Dataset records:
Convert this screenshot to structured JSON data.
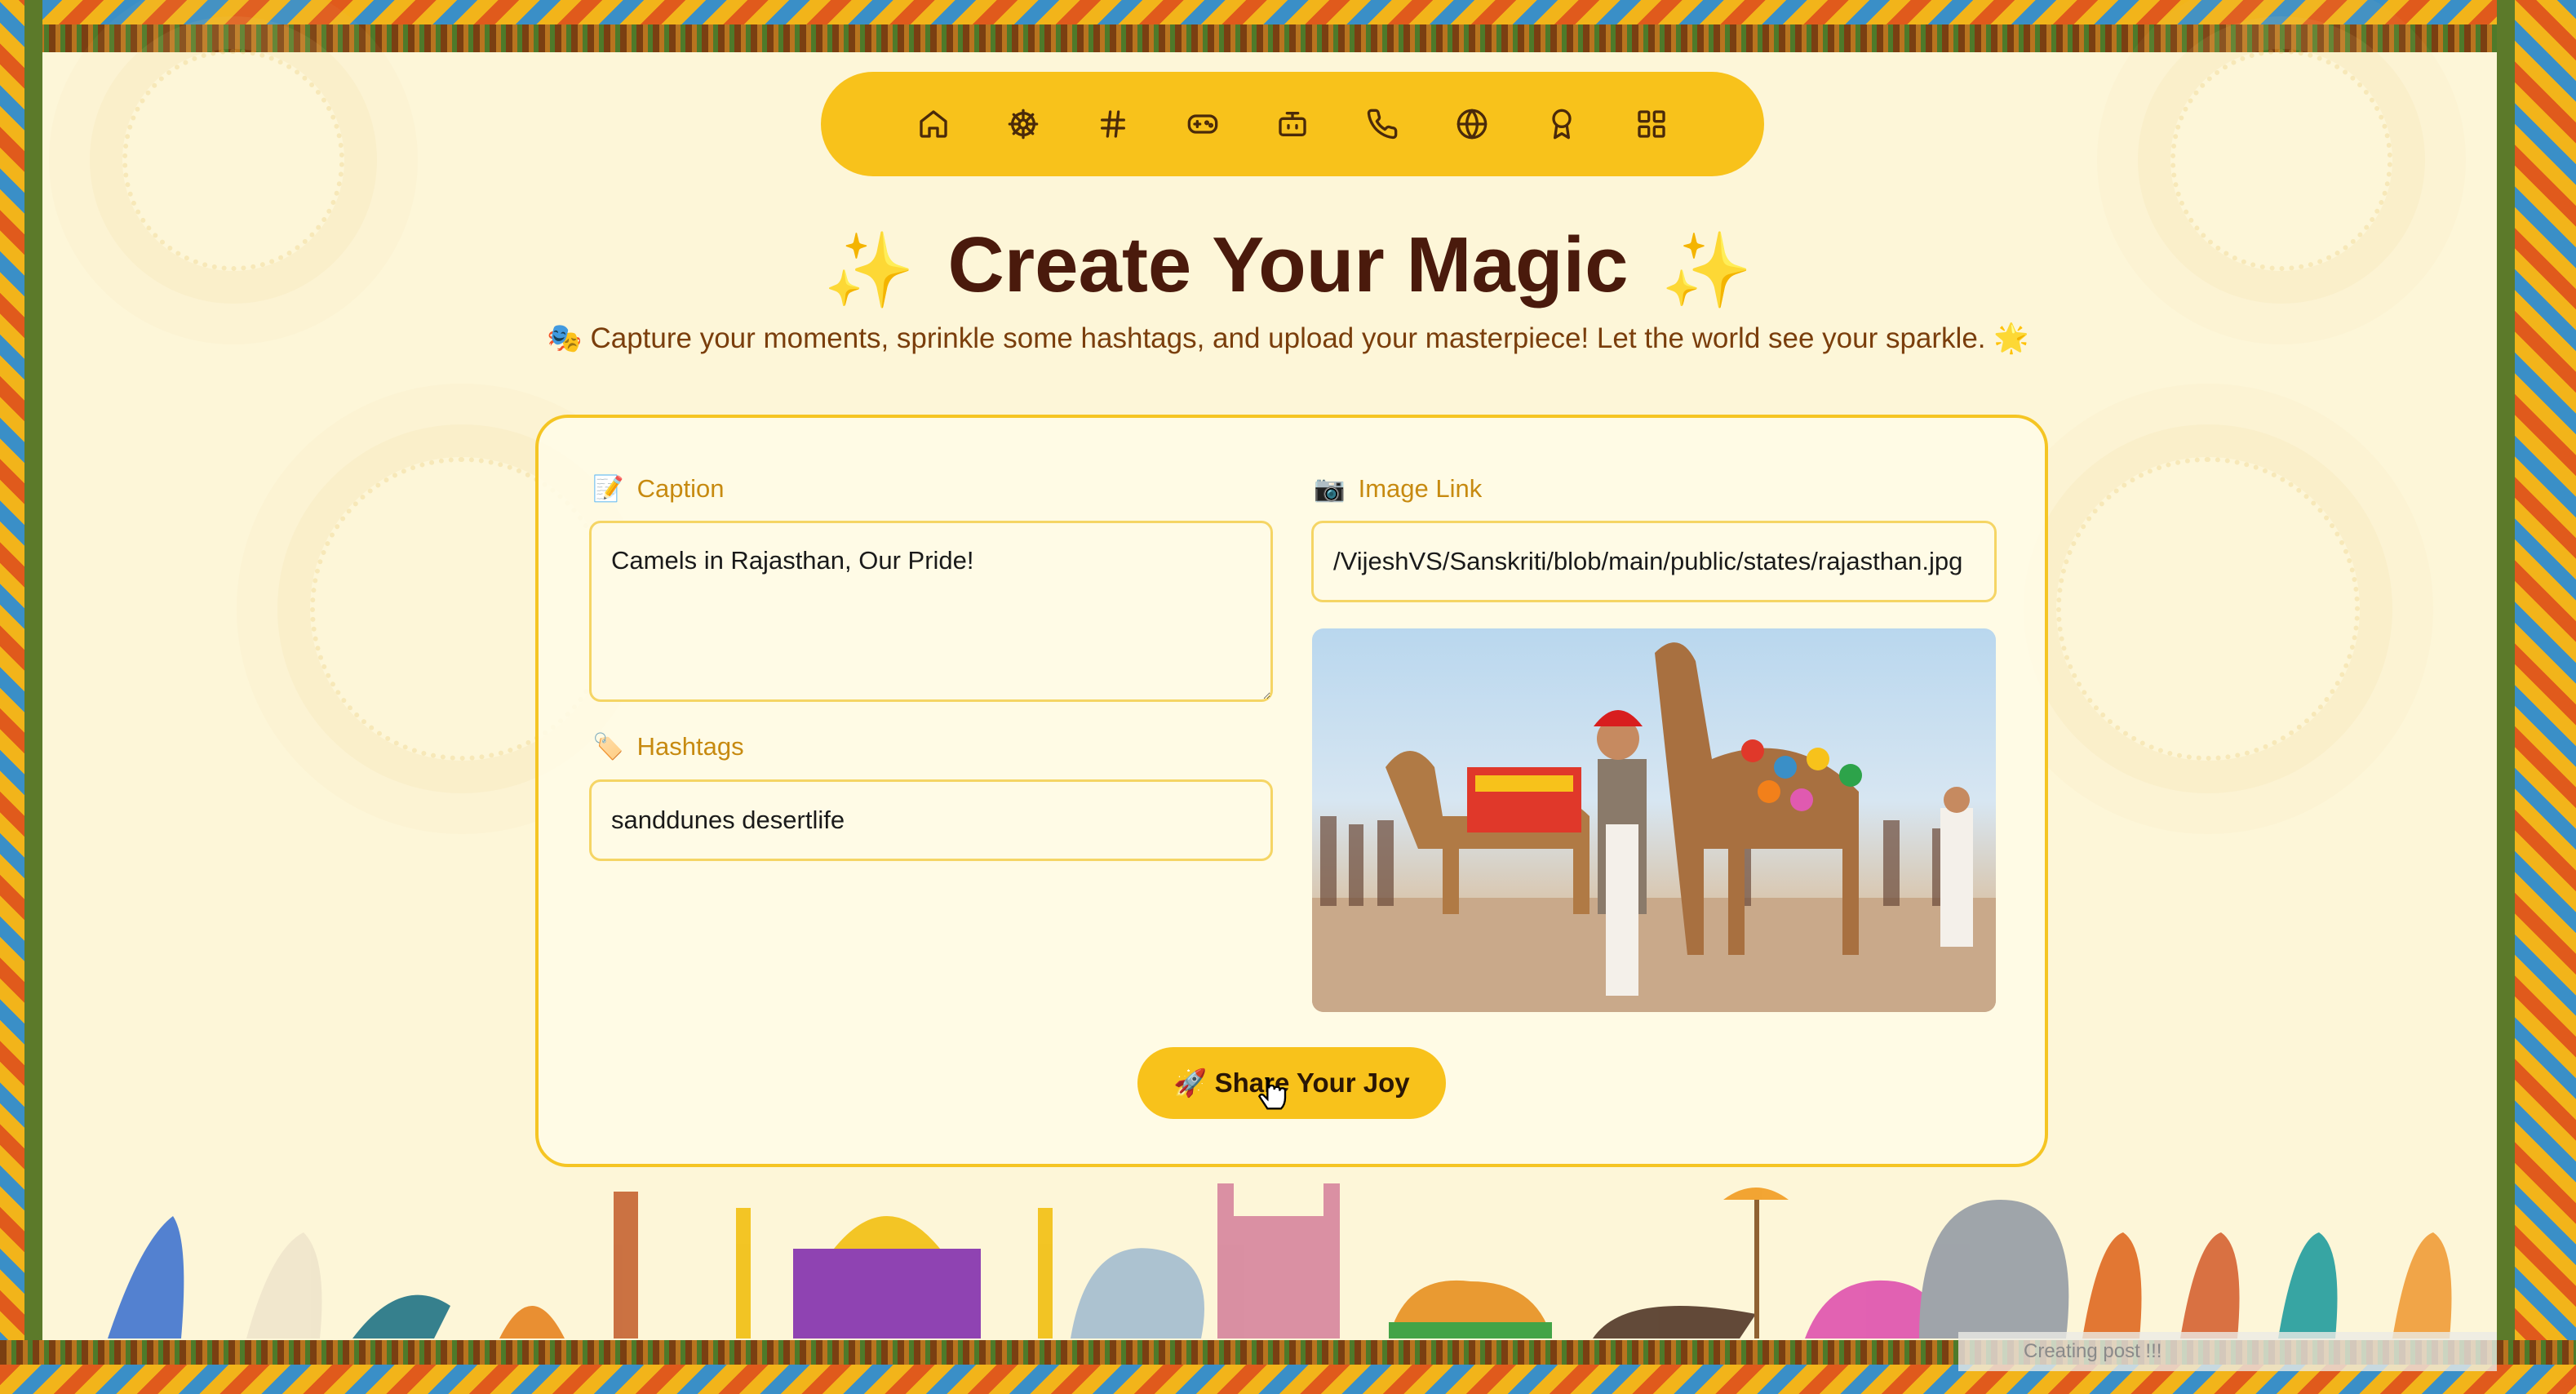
{
  "nav": {
    "items": [
      "home-icon",
      "ship-wheel-icon",
      "hashtag-icon",
      "gamepad-icon",
      "bot-icon",
      "phone-icon",
      "globe-icon",
      "award-icon",
      "grid-icon"
    ]
  },
  "heading": {
    "spark_left": "✨",
    "title": "Create Your Magic",
    "spark_right": "✨",
    "subtitle": "🎭 Capture your moments, sprinkle some hashtags, and upload your masterpiece! Let the world see your sparkle. 🌟"
  },
  "form": {
    "caption_icon": "📝",
    "caption_label": "Caption",
    "caption_value": "Camels in Rajasthan, Our Pride!",
    "hashtags_icon": "🏷️",
    "hashtags_label": "Hashtags",
    "hashtags_value": "sanddunes desertlife",
    "image_icon": "📷",
    "image_label": "Image Link",
    "image_value": "/VijeshVS/Sanskriti/blob/main/public/states/rajasthan.jpg",
    "share_label": "🚀 Share Your Joy"
  },
  "toast": {
    "text": "Creating post !!!"
  },
  "colors": {
    "accent": "#f8c21b",
    "title": "#4a1a0c",
    "background": "#fdf6d8"
  }
}
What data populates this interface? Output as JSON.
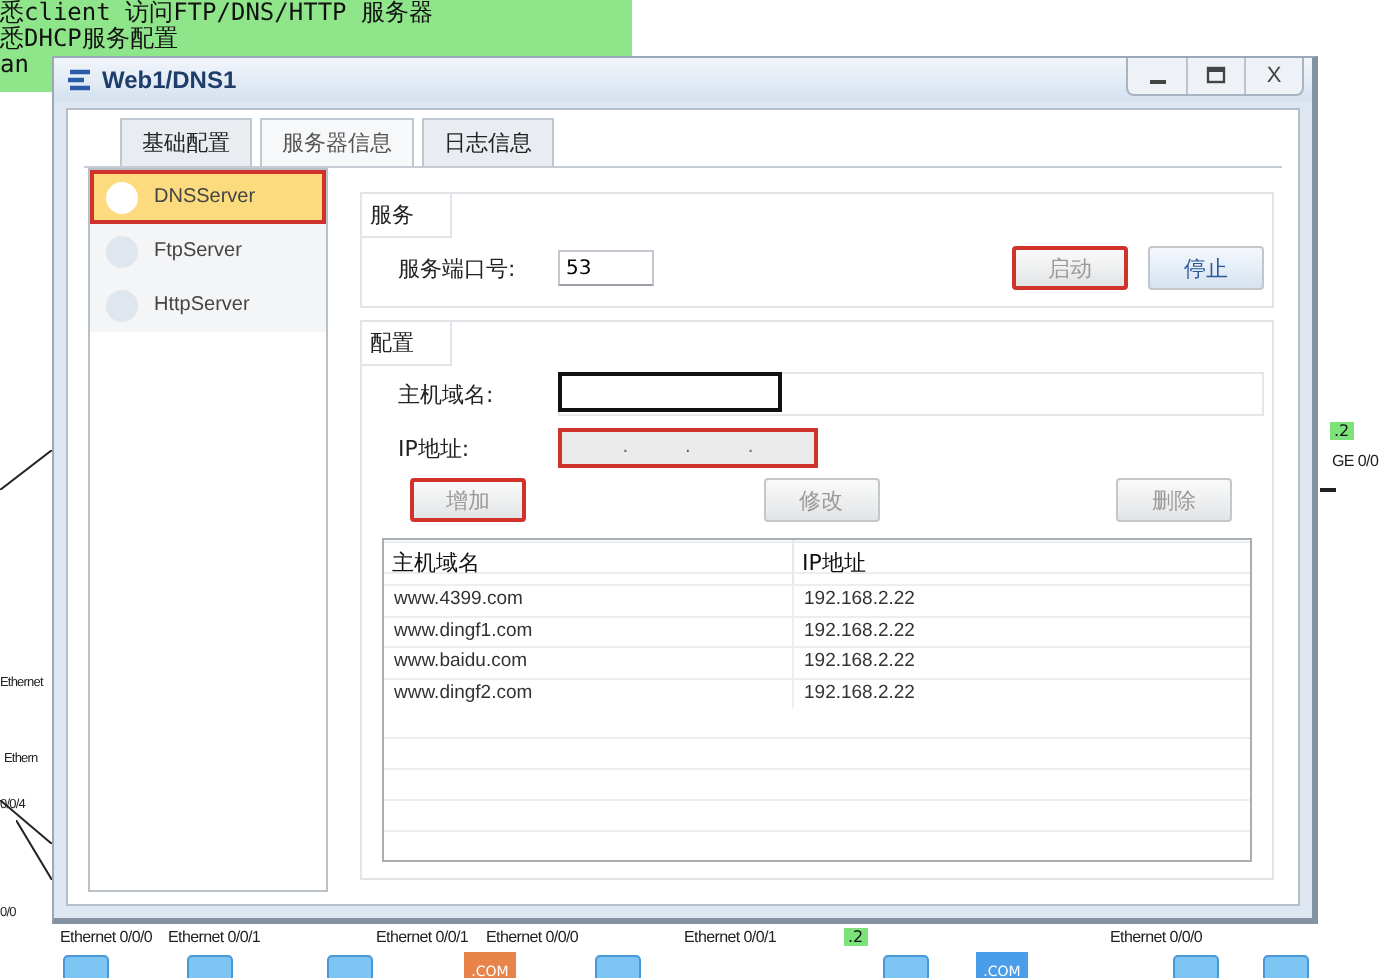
{
  "background": {
    "note_lines": [
      "悉client 访问FTP/DNS/HTTP 服务器",
      "悉DHCP服务配置",
      "an"
    ],
    "port_labels": [
      "Ethernet",
      "Ethern",
      "0/0/4",
      "0/0",
      "Ethernet 0/0/0",
      "Ethernet 0/0/1",
      "Ethernet 0/0/1",
      "Ethernet 0/0/0",
      "Ethernet 0/0/1",
      "Ethernet 0/0/0",
      "GE 0/0"
    ],
    "link_tags": [
      ".2",
      ".2"
    ],
    "server_labels": [
      ".COM",
      ".COM"
    ]
  },
  "window": {
    "title": "Web1/DNS1",
    "close_label": "X"
  },
  "tabs": [
    {
      "label": "基础配置",
      "selected": false
    },
    {
      "label": "服务器信息",
      "selected": true
    },
    {
      "label": "日志信息",
      "selected": false
    }
  ],
  "sidebar": {
    "items": [
      {
        "label": "DNSServer",
        "selected": true,
        "annotated": true
      },
      {
        "label": "FtpServer",
        "selected": false,
        "annotated": false
      },
      {
        "label": "HttpServer",
        "selected": false,
        "annotated": false
      }
    ]
  },
  "service": {
    "title": "服务",
    "port_label": "服务端口号:",
    "port_value": "53",
    "buttons": [
      {
        "label": "启动",
        "disabled": true,
        "annotated": true
      },
      {
        "label": "停止",
        "disabled": false,
        "annotated": false
      }
    ]
  },
  "config": {
    "title": "配置",
    "host_label": "主机域名:",
    "host_focused": true,
    "ip_label": "IP地址:",
    "ip_separators": [
      ".",
      ".",
      "."
    ],
    "ip_annotated": true,
    "buttons": [
      {
        "label": "增加",
        "disabled": true,
        "annotated": true
      },
      {
        "label": "修改",
        "disabled": true,
        "annotated": false
      },
      {
        "label": "删除",
        "disabled": true,
        "annotated": false
      }
    ]
  },
  "table": {
    "columns": [
      "主机域名",
      "IP地址"
    ],
    "rows": [
      [
        "www.4399.com",
        "192.168.2.22"
      ],
      [
        "www.dingf1.com",
        "192.168.2.22"
      ],
      [
        "www.baidu.com",
        "192.168.2.22"
      ],
      [
        "www.dingf2.com",
        "192.168.2.22"
      ]
    ]
  }
}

### Task
Write out each line of the data exactly; the images should be left out.

### In response
Convert this screenshot to structured JSON data.
{
  "nav": {
    "items": [
      "home-icon",
      "ship-wheel-icon",
      "hashtag-icon",
      "gamepad-icon",
      "bot-icon",
      "phone-icon",
      "globe-icon",
      "award-icon",
      "grid-icon"
    ]
  },
  "heading": {
    "spark_left": "✨",
    "title": "Create Your Magic",
    "spark_right": "✨",
    "subtitle": "🎭 Capture your moments, sprinkle some hashtags, and upload your masterpiece! Let the world see your sparkle. 🌟"
  },
  "form": {
    "caption_icon": "📝",
    "caption_label": "Caption",
    "caption_value": "Camels in Rajasthan, Our Pride!",
    "hashtags_icon": "🏷️",
    "hashtags_label": "Hashtags",
    "hashtags_value": "sanddunes desertlife",
    "image_icon": "📷",
    "image_label": "Image Link",
    "image_value": "/VijeshVS/Sanskriti/blob/main/public/states/rajasthan.jpg",
    "share_label": "🚀 Share Your Joy"
  },
  "toast": {
    "text": "Creating post !!!"
  },
  "colors": {
    "accent": "#f8c21b",
    "title": "#4a1a0c",
    "background": "#fdf6d8"
  }
}
What data populates this interface? Output as JSON.
{
  "background": {
    "note_lines": [
      "悉client 访问FTP/DNS/HTTP 服务器",
      "悉DHCP服务配置",
      "an"
    ],
    "port_labels": [
      "Ethernet",
      "Ethern",
      "0/0/4",
      "0/0",
      "Ethernet 0/0/0",
      "Ethernet 0/0/1",
      "Ethernet 0/0/1",
      "Ethernet 0/0/0",
      "Ethernet 0/0/1",
      "Ethernet 0/0/0",
      "GE 0/0"
    ],
    "link_tags": [
      ".2",
      ".2"
    ],
    "server_labels": [
      ".COM",
      ".COM"
    ]
  },
  "window": {
    "title": "Web1/DNS1",
    "close_label": "X"
  },
  "tabs": [
    {
      "label": "基础配置",
      "selected": false
    },
    {
      "label": "服务器信息",
      "selected": true
    },
    {
      "label": "日志信息",
      "selected": false
    }
  ],
  "sidebar": {
    "items": [
      {
        "label": "DNSServer",
        "selected": true,
        "annotated": true
      },
      {
        "label": "FtpServer",
        "selected": false,
        "annotated": false
      },
      {
        "label": "HttpServer",
        "selected": false,
        "annotated": false
      }
    ]
  },
  "service": {
    "title": "服务",
    "port_label": "服务端口号:",
    "port_value": "53",
    "buttons": [
      {
        "label": "启动",
        "disabled": true,
        "annotated": true
      },
      {
        "label": "停止",
        "disabled": false,
        "annotated": false
      }
    ]
  },
  "config": {
    "title": "配置",
    "host_label": "主机域名:",
    "host_focused": true,
    "ip_label": "IP地址:",
    "ip_separators": [
      ".",
      ".",
      "."
    ],
    "ip_annotated": true,
    "buttons": [
      {
        "label": "增加",
        "disabled": true,
        "annotated": true
      },
      {
        "label": "修改",
        "disabled": true,
        "annotated": false
      },
      {
        "label": "删除",
        "disabled": true,
        "annotated": false
      }
    ]
  },
  "table": {
    "columns": [
      "主机域名",
      "IP地址"
    ],
    "rows": [
      [
        "www.4399.com",
        "192.168.2.22"
      ],
      [
        "www.dingf1.com",
        "192.168.2.22"
      ],
      [
        "www.baidu.com",
        "192.168.2.22"
      ],
      [
        "www.dingf2.com",
        "192.168.2.22"
      ]
    ]
  }
}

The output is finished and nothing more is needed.